--- START Supplied information ---
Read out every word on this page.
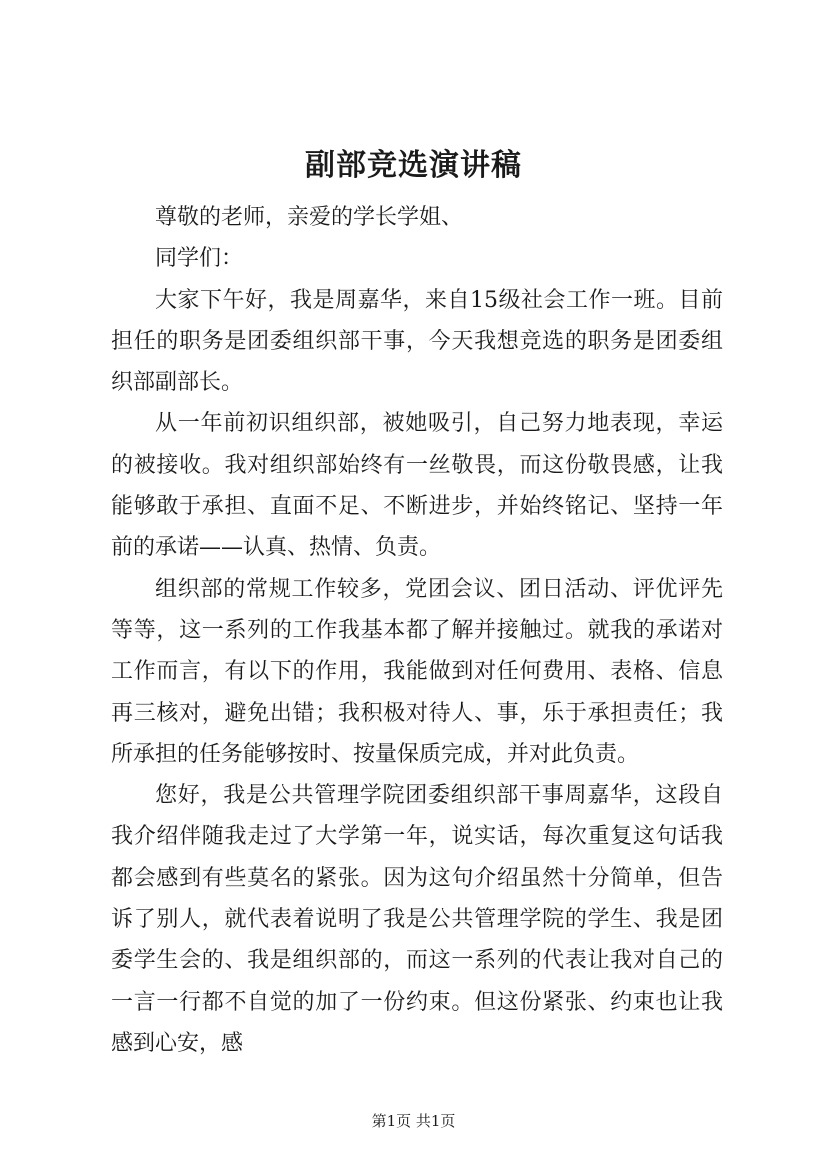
副部竞选演讲稿

尊敬的老师，亲爱的学长学姐、

同学们：

大家下午好，我是周嘉华，来自15级社会工作一班。目前担任的职务是团委组织部干事，今天我想竞选的职务是团委组织部副部长。

从一年前初识组织部，被她吸引，自己努力地表现，幸运的被接收。我对组织部始终有一丝敬畏，而这份敬畏感，让我能够敢于承担、直面不足、不断进步，并始终铭记、坚持一年前的承诺——认真、热情、负责。

组织部的常规工作较多，党团会议、团日活动、评优评先等等，这一系列的工作我基本都了解并接触过。就我的承诺对工作而言，有以下的作用，我能做到对任何费用、表格、信息再三核对，避免出错；我积极对待人、事，乐于承担责任；我所承担的任务能够按时、按量保质完成，并对此负责。

您好，我是公共管理学院团委组织部干事周嘉华，这段自我介绍伴随我走过了大学第一年，说实话，每次重复这句话我都会感到有些莫名的紧张。因为这句介绍虽然十分简单，但告诉了别人，就代表着说明了我是公共管理学院的学生、我是团委学生会的、我是组织部的，而这一系列的代表让我对自己的一言一行都不自觉的加了一份约束。但这份紧张、约束也让我感到心安，感

第1页 共1页
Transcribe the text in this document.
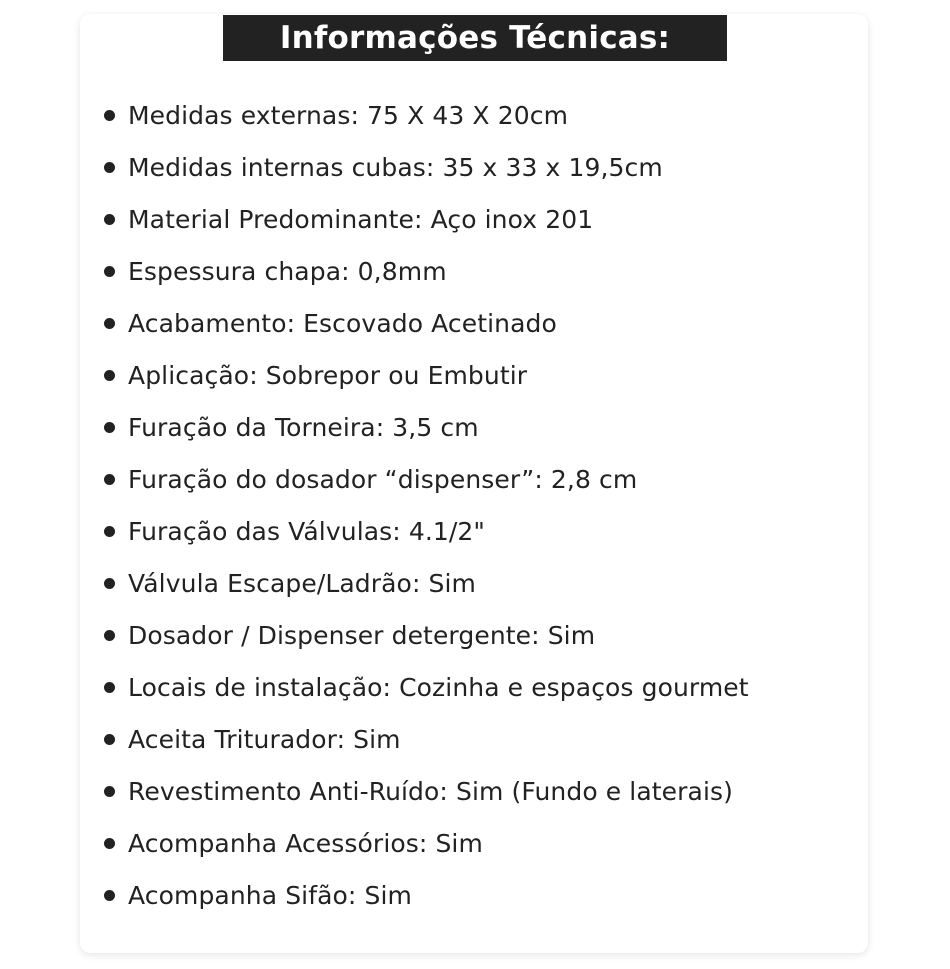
Informações Técnicas:
Medidas externas: 75 X 43 X 20cm
Medidas internas cubas: 35 x 33 x 19,5cm
Material Predominante: Aço inox 201
Espessura chapa: 0,8mm
Acabamento: Escovado Acetinado
Aplicação: Sobrepor ou Embutir
Furação da Torneira: 3,5 cm
Furação do dosador “dispenser”: 2,8 cm
Furação das Válvulas: 4.1/2"
Válvula Escape/Ladrão: Sim
Dosador / Dispenser detergente: Sim
Locais de instalação: Cozinha e espaços gourmet
Aceita Triturador: Sim
Revestimento Anti-Ruído: Sim (Fundo e laterais)
Acompanha Acessórios: Sim
Acompanha Sifão: Sim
--- END Supplied information ---
> [Work required]:
Retype the lines exactly as they appear, beginning with the line that contains "Transcribe the text in this document." and ending with the final line of the entries, and omit the pictures.

> [Right answer]:
Transcribe the text in this document.
Informações Técnicas:
Medidas externas: 75 X 43 X 20cm
Medidas internas cubas: 35 x 33 x 19,5cm
Material Predominante: Aço inox 201
Espessura chapa: 0,8mm
Acabamento: Escovado Acetinado
Aplicação: Sobrepor ou Embutir
Furação da Torneira: 3,5 cm
Furação do dosador “dispenser”: 2,8 cm
Furação das Válvulas: 4.1/2"
Válvula Escape/Ladrão: Sim
Dosador / Dispenser detergente: Sim
Locais de instalação: Cozinha e espaços gourmet
Aceita Triturador: Sim
Revestimento Anti-Ruído: Sim (Fundo e laterais)
Acompanha Acessórios: Sim
Acompanha Sifão: Sim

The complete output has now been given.